According to Vaughn McClure at the Chicago Tribune Rachal “became extremely upset upon learning of his demotion” and walked out. He has five days to return.
- Biggs points out that with all of the attention on the concussion suffered by Cutler, “the one which first round draft choice Shea McClellin got shouldn’t be forgotten”:
“The topic came up when McClellin was drafted 19th overall and he said he missed one practice after a concussion at Boise State in 2010 and had a minor one the year before. McClellin changed the style of helmet he uses in 2011. There’s no reason to believe this will be a lingering issue for him, but caution is a good idea.”
True enough. But I’m concerned and no one is likely to forget that this was an issue that, it could be argued, should have affected the status of this draft choice. Jerry Angelo certainly took his fiair share of criticism about drafting a guard with a bad back in Chris Williams. You coud argue that a history of concussions should have been even more of a red flag.

**DATA EXCERPT**
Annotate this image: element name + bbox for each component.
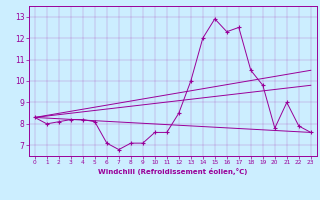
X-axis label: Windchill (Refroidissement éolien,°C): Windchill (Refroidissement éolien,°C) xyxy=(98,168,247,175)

**WORK TO COMPLETE**
[1] Please write out, word for word, the part of the football commentary starting at "- Biggs points" and ending at "a red flag.".
[2] Pick up the football commentary after its final sentence and carry it on.
The data shown here was taken from a different source than the football commentary.

**TASK RESULTS**
[1]
- Biggs points out that with all of the attention on the concussion suffered by Cutler, “the one which first round draft choice Shea McClellin got shouldn’t be forgotten”:
“The topic came up when McClellin was drafted 19th overall and he said he missed one practice after a concussion at Boise State in 2010 and had a minor one the year before. McClellin changed the style of helmet he uses in 2011. There’s no reason to believe this will be a lingering issue for him, but caution is a good idea.”
True enough. But I’m concerned and no one is likely to forget that this was an issue that, it could be argued, should have affected the status of this draft choice. Jerry Angelo certainly took his fiair share of criticism about drafting a guard with a bad back in Chris Williams. You coud argue that a history of concussions should have been even more of a red flag.

[2]
- D.J. Moore is going to have a hard time getting out of Smith’s dog house with statements like this one to Adam L. Jahns at the Chicago Sun-Times:
“‘From what [coach Lovie Smith] told me, it was performance-related,’ Moore said. ‘I don’t know. Whatever they tell me to do, I’ll do, and go to work every day, try as hard I can and hopefully get back out there soon.’”
For the record, the correct answer is “It was performance-related” not “they told me its performance-related.” I confess that I don’t know enough to understand exactly what the problem is. But I can say for certain that if Smith believes his performance is sub-par, then it almost certainly was and I can guarantee he’s been told more than once exactly what he’s doing wrong. He won’t get better until he accepts coaching and does what he’s told and he certainly won’t be playing as much as he should until that happens.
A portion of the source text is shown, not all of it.